╭──
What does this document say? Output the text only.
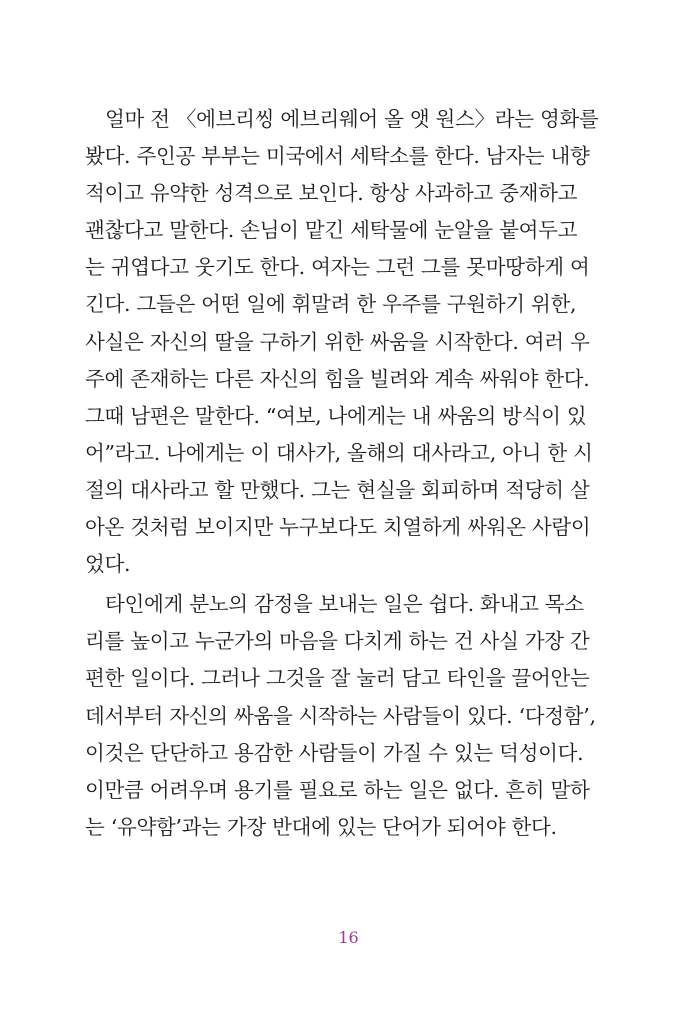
얼마 전 〈에브리씽 에브리웨어 올 앳 원스〉라는 영화를
봤다. 주인공 부부는 미국에서 세탁소를 한다. 남자는 내향
적이고 유약한 성격으로 보인다. 항상 사과하고 중재하고
괜찮다고 말한다. 손님이 맡긴 세탁물에 눈알을 붙여두고
는 귀엽다고 웃기도 한다. 여자는 그런 그를 못마땅하게 여
긴다. 그들은 어떤 일에 휘말려 한 우주를 구원하기 위한,
사실은 자신의 딸을 구하기 위한 싸움을 시작한다. 여러 우
주에 존재하는 다른 자신의 힘을 빌려와 계속 싸워야 한다.
그때 남편은 말한다. “여보, 나에게는 내 싸움의 방식이 있
어”라고. 나에게는 이 대사가, 올해의 대사라고, 아니 한 시
절의 대사라고 할 만했다. 그는 현실을 회피하며 적당히 살
아온 것처럼 보이지만 누구보다도 치열하게 싸워온 사람이
었다.
타인에게 분노의 감정을 보내는 일은 쉽다. 화내고 목소
리를 높이고 누군가의 마음을 다치게 하는 건 사실 가장 간
편한 일이다. 그러나 그것을 잘 눌러 담고 타인을 끌어안는
데서부터 자신의 싸움을 시작하는 사람들이 있다. ‘다정함’,
이것은 단단하고 용감한 사람들이 가질 수 있는 덕성이다.
이만큼 어려우며 용기를 필요로 하는 일은 없다. 흔히 말하
는 ‘유약함’과는 가장 반대에 있는 단어가 되어야 한다.
16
╰──
DIRECTIONS — State how many lines include the string "사람들이". Give no other information.

EXERCISE OUTPUT — 2